> TASK DIRECTIONS
Every line below that contains "color" is to be copied.

> TASK DATA
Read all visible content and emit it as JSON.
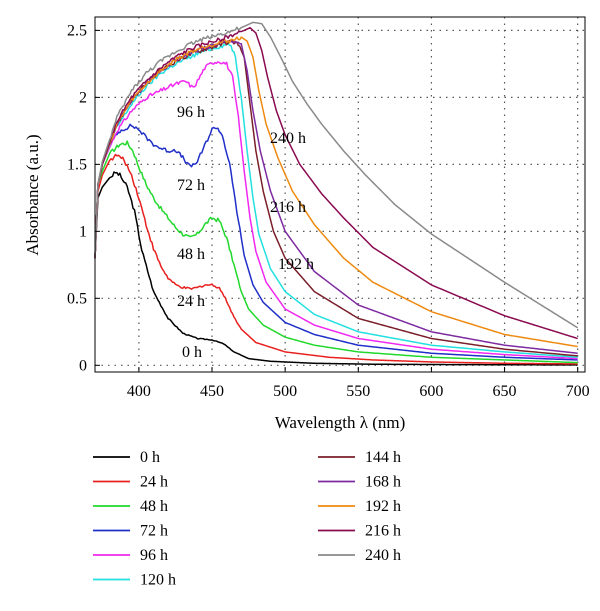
{
  "chart_data": {
    "type": "line",
    "xlabel": "Wavelength λ (nm)",
    "ylabel": "Absorbance (a.u.)",
    "xlim": [
      370,
      705
    ],
    "ylim": [
      -0.05,
      2.6
    ],
    "xticks": [
      "400",
      "450",
      "500",
      "550",
      "600",
      "650",
      "700"
    ],
    "yticks": [
      "0",
      "0.5",
      "1",
      "1.5",
      "2",
      "2.5"
    ],
    "grid": "dotted",
    "legend_position": "below",
    "series": [
      {
        "name": "0 h",
        "color": "#000000",
        "points": [
          [
            370,
            0.8
          ],
          [
            372,
            1.25
          ],
          [
            375,
            1.33
          ],
          [
            380,
            1.4
          ],
          [
            384,
            1.44
          ],
          [
            387,
            1.42
          ],
          [
            392,
            1.33
          ],
          [
            397,
            1.15
          ],
          [
            402,
            0.86
          ],
          [
            410,
            0.55
          ],
          [
            420,
            0.35
          ],
          [
            430,
            0.24
          ],
          [
            440,
            0.2
          ],
          [
            450,
            0.19
          ],
          [
            458,
            0.16
          ],
          [
            465,
            0.1
          ],
          [
            475,
            0.05
          ],
          [
            490,
            0.03
          ],
          [
            520,
            0.015
          ],
          [
            560,
            0.008
          ],
          [
            620,
            0.005
          ],
          [
            700,
            0.003
          ]
        ]
      },
      {
        "name": "24 h",
        "color": "#e8201e",
        "points": [
          [
            370,
            0.8
          ],
          [
            372,
            1.3
          ],
          [
            375,
            1.42
          ],
          [
            380,
            1.53
          ],
          [
            385,
            1.57
          ],
          [
            390,
            1.53
          ],
          [
            395,
            1.42
          ],
          [
            400,
            1.25
          ],
          [
            405,
            1.05
          ],
          [
            410,
            0.87
          ],
          [
            415,
            0.74
          ],
          [
            420,
            0.65
          ],
          [
            425,
            0.6
          ],
          [
            430,
            0.58
          ],
          [
            435,
            0.57
          ],
          [
            440,
            0.58
          ],
          [
            445,
            0.6
          ],
          [
            450,
            0.6
          ],
          [
            455,
            0.58
          ],
          [
            460,
            0.48
          ],
          [
            465,
            0.36
          ],
          [
            470,
            0.27
          ],
          [
            480,
            0.17
          ],
          [
            500,
            0.1
          ],
          [
            530,
            0.06
          ],
          [
            560,
            0.04
          ],
          [
            600,
            0.025
          ],
          [
            650,
            0.015
          ],
          [
            700,
            0.01
          ]
        ]
      },
      {
        "name": "48 h",
        "color": "#21d82c",
        "points": [
          [
            370,
            0.8
          ],
          [
            372,
            1.35
          ],
          [
            375,
            1.45
          ],
          [
            380,
            1.58
          ],
          [
            387,
            1.65
          ],
          [
            392,
            1.66
          ],
          [
            396,
            1.6
          ],
          [
            400,
            1.48
          ],
          [
            405,
            1.35
          ],
          [
            410,
            1.25
          ],
          [
            415,
            1.17
          ],
          [
            420,
            1.1
          ],
          [
            425,
            1.03
          ],
          [
            430,
            0.98
          ],
          [
            435,
            0.95
          ],
          [
            440,
            0.98
          ],
          [
            445,
            1.05
          ],
          [
            450,
            1.1
          ],
          [
            455,
            1.08
          ],
          [
            460,
            0.95
          ],
          [
            465,
            0.75
          ],
          [
            470,
            0.55
          ],
          [
            475,
            0.42
          ],
          [
            485,
            0.3
          ],
          [
            500,
            0.21
          ],
          [
            520,
            0.15
          ],
          [
            550,
            0.1
          ],
          [
            600,
            0.06
          ],
          [
            650,
            0.04
          ],
          [
            700,
            0.02
          ]
        ]
      },
      {
        "name": "72 h",
        "color": "#1f2fc8",
        "points": [
          [
            370,
            0.8
          ],
          [
            372,
            1.35
          ],
          [
            375,
            1.5
          ],
          [
            380,
            1.65
          ],
          [
            387,
            1.75
          ],
          [
            395,
            1.79
          ],
          [
            400,
            1.76
          ],
          [
            405,
            1.7
          ],
          [
            410,
            1.65
          ],
          [
            415,
            1.62
          ],
          [
            420,
            1.6
          ],
          [
            425,
            1.61
          ],
          [
            430,
            1.55
          ],
          [
            435,
            1.48
          ],
          [
            440,
            1.52
          ],
          [
            445,
            1.64
          ],
          [
            450,
            1.76
          ],
          [
            453,
            1.78
          ],
          [
            457,
            1.72
          ],
          [
            462,
            1.5
          ],
          [
            467,
            1.15
          ],
          [
            472,
            0.82
          ],
          [
            478,
            0.6
          ],
          [
            485,
            0.47
          ],
          [
            500,
            0.32
          ],
          [
            520,
            0.23
          ],
          [
            550,
            0.15
          ],
          [
            600,
            0.09
          ],
          [
            650,
            0.06
          ],
          [
            700,
            0.04
          ]
        ]
      },
      {
        "name": "96 h",
        "color": "#f028f0",
        "points": [
          [
            370,
            0.8
          ],
          [
            372,
            1.35
          ],
          [
            375,
            1.5
          ],
          [
            385,
            1.75
          ],
          [
            395,
            1.9
          ],
          [
            405,
            2.0
          ],
          [
            415,
            2.05
          ],
          [
            425,
            2.1
          ],
          [
            432,
            2.12
          ],
          [
            437,
            2.07
          ],
          [
            440,
            2.12
          ],
          [
            445,
            2.22
          ],
          [
            450,
            2.26
          ],
          [
            455,
            2.27
          ],
          [
            460,
            2.25
          ],
          [
            464,
            2.15
          ],
          [
            468,
            1.85
          ],
          [
            472,
            1.45
          ],
          [
            476,
            1.1
          ],
          [
            480,
            0.85
          ],
          [
            487,
            0.62
          ],
          [
            500,
            0.42
          ],
          [
            520,
            0.3
          ],
          [
            550,
            0.2
          ],
          [
            600,
            0.12
          ],
          [
            650,
            0.08
          ],
          [
            700,
            0.05
          ]
        ]
      },
      {
        "name": "120 h",
        "color": "#22e0e0",
        "points": [
          [
            370,
            0.8
          ],
          [
            372,
            1.35
          ],
          [
            375,
            1.5
          ],
          [
            385,
            1.78
          ],
          [
            395,
            1.95
          ],
          [
            405,
            2.08
          ],
          [
            415,
            2.18
          ],
          [
            425,
            2.25
          ],
          [
            435,
            2.3
          ],
          [
            445,
            2.35
          ],
          [
            455,
            2.38
          ],
          [
            462,
            2.4
          ],
          [
            466,
            2.3
          ],
          [
            470,
            2.0
          ],
          [
            474,
            1.6
          ],
          [
            478,
            1.25
          ],
          [
            482,
            0.98
          ],
          [
            490,
            0.72
          ],
          [
            500,
            0.55
          ],
          [
            520,
            0.38
          ],
          [
            550,
            0.25
          ],
          [
            600,
            0.15
          ],
          [
            650,
            0.1
          ],
          [
            700,
            0.06
          ]
        ]
      },
      {
        "name": "144 h",
        "color": "#7a1f2a",
        "points": [
          [
            370,
            0.8
          ],
          [
            372,
            1.35
          ],
          [
            375,
            1.5
          ],
          [
            385,
            1.8
          ],
          [
            395,
            1.98
          ],
          [
            405,
            2.1
          ],
          [
            415,
            2.2
          ],
          [
            425,
            2.27
          ],
          [
            435,
            2.32
          ],
          [
            445,
            2.36
          ],
          [
            455,
            2.39
          ],
          [
            463,
            2.42
          ],
          [
            468,
            2.4
          ],
          [
            472,
            2.3
          ],
          [
            476,
            1.95
          ],
          [
            480,
            1.6
          ],
          [
            485,
            1.3
          ],
          [
            492,
            1.0
          ],
          [
            500,
            0.8
          ],
          [
            520,
            0.55
          ],
          [
            550,
            0.35
          ],
          [
            600,
            0.2
          ],
          [
            650,
            0.12
          ],
          [
            700,
            0.07
          ]
        ]
      },
      {
        "name": "168 h",
        "color": "#7e2aa0",
        "points": [
          [
            370,
            0.8
          ],
          [
            372,
            1.35
          ],
          [
            375,
            1.5
          ],
          [
            385,
            1.8
          ],
          [
            395,
            1.98
          ],
          [
            405,
            2.1
          ],
          [
            415,
            2.2
          ],
          [
            425,
            2.28
          ],
          [
            435,
            2.33
          ],
          [
            445,
            2.37
          ],
          [
            455,
            2.4
          ],
          [
            465,
            2.42
          ],
          [
            470,
            2.4
          ],
          [
            474,
            2.2
          ],
          [
            478,
            1.9
          ],
          [
            483,
            1.6
          ],
          [
            490,
            1.3
          ],
          [
            500,
            1.0
          ],
          [
            520,
            0.7
          ],
          [
            550,
            0.45
          ],
          [
            600,
            0.25
          ],
          [
            650,
            0.15
          ],
          [
            700,
            0.09
          ]
        ]
      },
      {
        "name": "192 h",
        "color": "#ee8a10",
        "points": [
          [
            370,
            0.8
          ],
          [
            372,
            1.35
          ],
          [
            375,
            1.5
          ],
          [
            385,
            1.8
          ],
          [
            395,
            1.98
          ],
          [
            405,
            2.1
          ],
          [
            415,
            2.2
          ],
          [
            425,
            2.28
          ],
          [
            435,
            2.34
          ],
          [
            445,
            2.38
          ],
          [
            455,
            2.41
          ],
          [
            465,
            2.43
          ],
          [
            470,
            2.45
          ],
          [
            474,
            2.42
          ],
          [
            478,
            2.3
          ],
          [
            482,
            2.05
          ],
          [
            487,
            1.8
          ],
          [
            495,
            1.55
          ],
          [
            505,
            1.3
          ],
          [
            520,
            1.05
          ],
          [
            540,
            0.8
          ],
          [
            560,
            0.62
          ],
          [
            600,
            0.4
          ],
          [
            650,
            0.23
          ],
          [
            700,
            0.14
          ]
        ]
      },
      {
        "name": "216 h",
        "color": "#8a0a50",
        "points": [
          [
            370,
            0.8
          ],
          [
            372,
            1.35
          ],
          [
            375,
            1.5
          ],
          [
            385,
            1.82
          ],
          [
            395,
            2.0
          ],
          [
            405,
            2.12
          ],
          [
            415,
            2.22
          ],
          [
            425,
            2.3
          ],
          [
            435,
            2.36
          ],
          [
            445,
            2.4
          ],
          [
            455,
            2.43
          ],
          [
            465,
            2.47
          ],
          [
            472,
            2.5
          ],
          [
            476,
            2.52
          ],
          [
            480,
            2.48
          ],
          [
            484,
            2.35
          ],
          [
            488,
            2.15
          ],
          [
            494,
            1.9
          ],
          [
            500,
            1.72
          ],
          [
            510,
            1.5
          ],
          [
            525,
            1.28
          ],
          [
            540,
            1.1
          ],
          [
            560,
            0.88
          ],
          [
            600,
            0.6
          ],
          [
            650,
            0.37
          ],
          [
            700,
            0.2
          ]
        ]
      },
      {
        "name": "240 h",
        "color": "#8a8a8a",
        "points": [
          [
            370,
            0.8
          ],
          [
            372,
            1.35
          ],
          [
            375,
            1.52
          ],
          [
            385,
            1.85
          ],
          [
            395,
            2.05
          ],
          [
            405,
            2.18
          ],
          [
            415,
            2.27
          ],
          [
            425,
            2.34
          ],
          [
            435,
            2.4
          ],
          [
            445,
            2.44
          ],
          [
            455,
            2.47
          ],
          [
            465,
            2.5
          ],
          [
            472,
            2.53
          ],
          [
            478,
            2.56
          ],
          [
            484,
            2.55
          ],
          [
            490,
            2.45
          ],
          [
            497,
            2.3
          ],
          [
            505,
            2.12
          ],
          [
            515,
            1.95
          ],
          [
            525,
            1.8
          ],
          [
            540,
            1.6
          ],
          [
            555,
            1.42
          ],
          [
            575,
            1.2
          ],
          [
            600,
            0.98
          ],
          [
            625,
            0.8
          ],
          [
            650,
            0.62
          ],
          [
            675,
            0.45
          ],
          [
            700,
            0.28
          ]
        ]
      }
    ],
    "annotations": [
      {
        "text": "0 h",
        "x": 0.19
      },
      {
        "text": "24 h",
        "x": 0.6
      },
      {
        "text": "48 h",
        "x": 0.98
      },
      {
        "text": "72 h",
        "x": 1.47
      },
      {
        "text": "96 h",
        "x": 2.07
      },
      {
        "text": "240 h",
        "x": 1.85
      },
      {
        "text": "216 h",
        "x": 1.28
      },
      {
        "text": "192 h",
        "x": 0.78
      }
    ]
  }
}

> RESULT OF THE TASK
        "color": "#000000",
        "color": "#e8201e",
        "color": "#21d82c",
        "color": "#1f2fc8",
        "color": "#f028f0",
        "color": "#22e0e0",
        "color": "#7a1f2a",
        "color": "#7e2aa0",
        "color": "#ee8a10",
        "color": "#8a0a50",
        "color": "#8a8a8a",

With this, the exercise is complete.